Otros autores, sin embargo, han replanteado esta visión situando los poemas trílcicos dentro de la acción transgresora de la vanguardia. Preconizadora de esta opinión es Sonia Mattalía, quien tras desdoblar la vanguardia hispanoamericana en dos esferas, sitúa al autor peruano en el epicentro de una de ellas, concretamente en aquella “que busca insertar el campo de sus propuestas dentro del propio sistema hispanoamericano, haciendo uso de sus propias fuentes y recursos y que mantiene una relación más relajada con la tradición inmediata” (Mattalía 337). Para la autora la convivencia cronológica de esta facción del insurrecto espíritu artístico con los movimientos regionalistas e indigenistas, puede convertirse en la vía de explicación que dilucide el alejamiento vallejiano de “el costumbrismo urbano y el cosmopolitismo para acercarse a la temática rural en la producción narrativa de los primeros años” (338). (3)

Un año más tarde, en 1923, de la misma imprenta de la penitenciaría de Lima donde se elaboró la primera edición de los poemas trílcicos saldrían los relatos en prosa poética de Escalas melografiadas que confeccionan una colección cuyo espíritu, tema y estilo guardan íntima conexión con el libro anterior, hecho el cual ha sido extrañamente obviado por la mayor parte de la crítica estudiosa de la obra de Vallejo, quizás porque, como señala Antonio Merino, “poco o nada se ha escrito de este “otro” sueño, de esta otra “redención del hombre” que supone la obra en prosa donde Vallejo sigue descifrando su mundo y añadiendo nuevos elementos hasta componer una presencia totalizadora” (16). Para Mattalía dichos textos se erigen en bandera de ese ala de vanguardia hispanoamericana más afín a lo vernacular y atávico, cuya acción renovadora se asemeja a la que en el continente europeo produjeron los movimientos transgresores de las primeras décadas del XX (337).

Consigna 1: Según el fragmento sobre Vallejo, ¿en qué año y en qué imprenta salieron los relatos de Escalas melografiadas?
Consigna 2: Enumera los aspectos en los que, según el fragmento sobre Vallejo, la colección Escalas melografiadas guarda íntima conexión con el libro anterior.

Filas aportadas:

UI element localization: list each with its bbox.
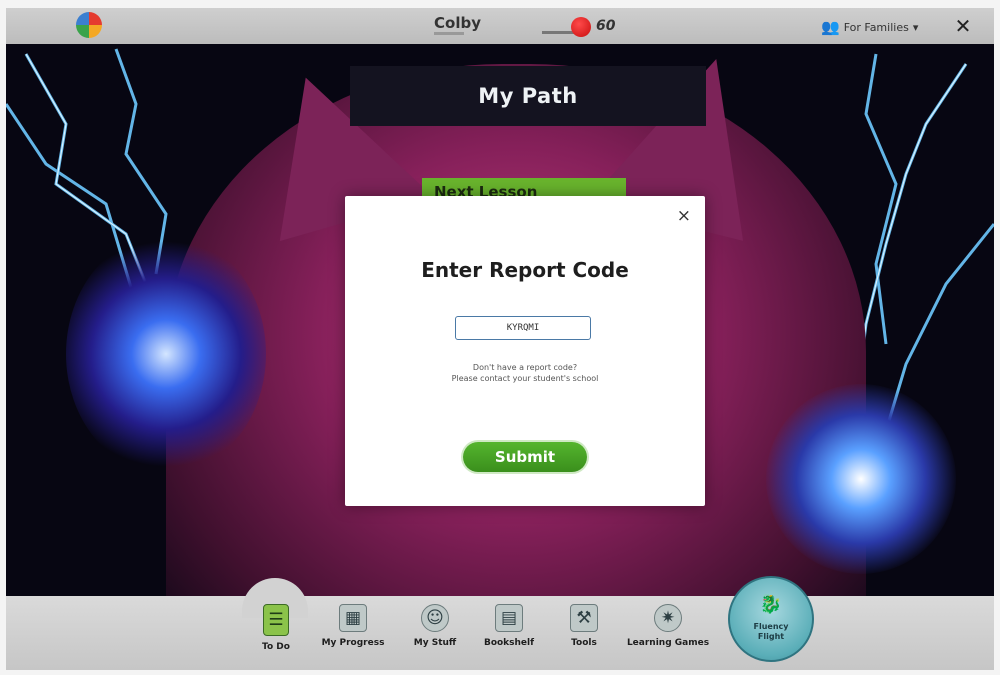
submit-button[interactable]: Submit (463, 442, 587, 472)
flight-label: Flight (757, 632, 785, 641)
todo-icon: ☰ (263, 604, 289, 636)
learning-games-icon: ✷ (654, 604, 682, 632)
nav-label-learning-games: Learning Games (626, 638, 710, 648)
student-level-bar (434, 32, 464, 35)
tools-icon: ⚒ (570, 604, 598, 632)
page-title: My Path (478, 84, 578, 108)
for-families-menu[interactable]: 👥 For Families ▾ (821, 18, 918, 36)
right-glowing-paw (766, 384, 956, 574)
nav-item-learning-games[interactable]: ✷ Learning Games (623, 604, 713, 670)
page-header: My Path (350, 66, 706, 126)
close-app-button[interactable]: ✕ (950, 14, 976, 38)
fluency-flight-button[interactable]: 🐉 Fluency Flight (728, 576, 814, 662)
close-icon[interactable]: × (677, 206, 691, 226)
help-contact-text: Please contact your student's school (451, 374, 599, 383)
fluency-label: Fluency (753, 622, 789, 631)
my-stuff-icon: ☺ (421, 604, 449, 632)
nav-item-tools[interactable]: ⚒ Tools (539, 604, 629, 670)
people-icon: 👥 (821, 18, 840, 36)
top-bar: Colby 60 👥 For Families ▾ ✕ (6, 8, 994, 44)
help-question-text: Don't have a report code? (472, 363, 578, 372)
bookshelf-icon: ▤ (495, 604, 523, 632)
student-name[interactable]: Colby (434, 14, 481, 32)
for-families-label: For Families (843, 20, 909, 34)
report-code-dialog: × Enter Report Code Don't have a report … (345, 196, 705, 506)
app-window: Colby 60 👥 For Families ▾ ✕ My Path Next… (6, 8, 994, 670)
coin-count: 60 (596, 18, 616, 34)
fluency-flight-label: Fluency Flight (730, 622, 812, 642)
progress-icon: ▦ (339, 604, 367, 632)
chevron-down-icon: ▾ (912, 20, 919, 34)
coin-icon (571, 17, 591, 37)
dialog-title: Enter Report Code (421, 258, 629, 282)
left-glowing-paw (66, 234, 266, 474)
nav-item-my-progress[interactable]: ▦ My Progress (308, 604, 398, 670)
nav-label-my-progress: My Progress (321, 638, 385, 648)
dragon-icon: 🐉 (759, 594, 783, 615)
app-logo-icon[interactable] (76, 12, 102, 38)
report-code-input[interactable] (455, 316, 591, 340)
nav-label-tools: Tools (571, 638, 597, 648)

Respuesta redactada 1: En 1923, en la imprenta de la penitenciaría de Lima.

Respuesta redactada 2: Espíritu, tema y estilo.